# Source records

/---

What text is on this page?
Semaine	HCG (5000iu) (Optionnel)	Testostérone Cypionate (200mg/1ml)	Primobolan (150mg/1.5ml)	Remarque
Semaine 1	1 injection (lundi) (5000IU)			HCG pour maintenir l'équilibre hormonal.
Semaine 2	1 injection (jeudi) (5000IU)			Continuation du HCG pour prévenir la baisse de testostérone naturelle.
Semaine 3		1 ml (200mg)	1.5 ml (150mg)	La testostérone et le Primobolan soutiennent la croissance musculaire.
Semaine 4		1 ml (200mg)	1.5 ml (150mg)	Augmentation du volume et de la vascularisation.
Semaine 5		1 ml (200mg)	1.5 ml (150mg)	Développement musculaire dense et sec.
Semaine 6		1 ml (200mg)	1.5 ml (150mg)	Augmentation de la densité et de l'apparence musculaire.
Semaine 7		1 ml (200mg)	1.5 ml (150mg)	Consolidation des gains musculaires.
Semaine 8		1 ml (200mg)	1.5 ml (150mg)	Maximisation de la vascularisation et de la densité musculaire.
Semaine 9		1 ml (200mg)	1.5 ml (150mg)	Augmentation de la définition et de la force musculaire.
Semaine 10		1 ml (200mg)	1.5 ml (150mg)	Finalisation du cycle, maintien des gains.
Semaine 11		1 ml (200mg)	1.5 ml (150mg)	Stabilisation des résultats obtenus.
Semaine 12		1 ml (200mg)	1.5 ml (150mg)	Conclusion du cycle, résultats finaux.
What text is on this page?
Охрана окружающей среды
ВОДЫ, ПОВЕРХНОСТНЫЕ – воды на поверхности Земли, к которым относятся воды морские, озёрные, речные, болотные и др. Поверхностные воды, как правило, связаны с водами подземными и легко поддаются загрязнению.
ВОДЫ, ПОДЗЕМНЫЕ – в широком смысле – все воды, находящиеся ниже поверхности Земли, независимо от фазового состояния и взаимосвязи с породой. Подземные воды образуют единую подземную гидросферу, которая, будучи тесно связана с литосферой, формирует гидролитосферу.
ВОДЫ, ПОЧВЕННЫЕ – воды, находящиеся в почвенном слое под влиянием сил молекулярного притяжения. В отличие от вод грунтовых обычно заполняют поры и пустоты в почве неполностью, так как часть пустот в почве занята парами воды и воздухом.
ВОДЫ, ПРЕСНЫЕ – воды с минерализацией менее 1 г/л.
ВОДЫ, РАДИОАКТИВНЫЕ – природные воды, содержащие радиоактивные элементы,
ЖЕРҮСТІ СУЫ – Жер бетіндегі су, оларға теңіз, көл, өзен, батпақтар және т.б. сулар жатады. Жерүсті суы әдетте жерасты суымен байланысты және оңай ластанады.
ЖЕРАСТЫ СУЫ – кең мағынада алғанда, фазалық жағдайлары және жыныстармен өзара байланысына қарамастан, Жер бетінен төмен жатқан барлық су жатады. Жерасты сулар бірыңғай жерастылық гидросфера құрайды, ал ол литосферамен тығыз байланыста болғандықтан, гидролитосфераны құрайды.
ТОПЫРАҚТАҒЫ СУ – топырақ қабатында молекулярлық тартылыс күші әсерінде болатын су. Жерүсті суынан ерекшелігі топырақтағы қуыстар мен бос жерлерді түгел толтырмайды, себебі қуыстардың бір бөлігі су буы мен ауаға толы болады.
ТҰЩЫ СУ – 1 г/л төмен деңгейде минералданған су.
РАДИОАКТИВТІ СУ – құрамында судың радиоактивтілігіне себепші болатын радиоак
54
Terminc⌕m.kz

\---

# Task description
Pick out each line containing the string "pour" and copy it.

# Result of the task
Semaine 1	1 injection (lundi) (5000IU)			HCG pour maintenir l'équilibre hormonal.
Semaine 2	1 injection (jeudi) (5000IU)			Continuation du HCG pour prévenir la baisse de testostérone naturelle.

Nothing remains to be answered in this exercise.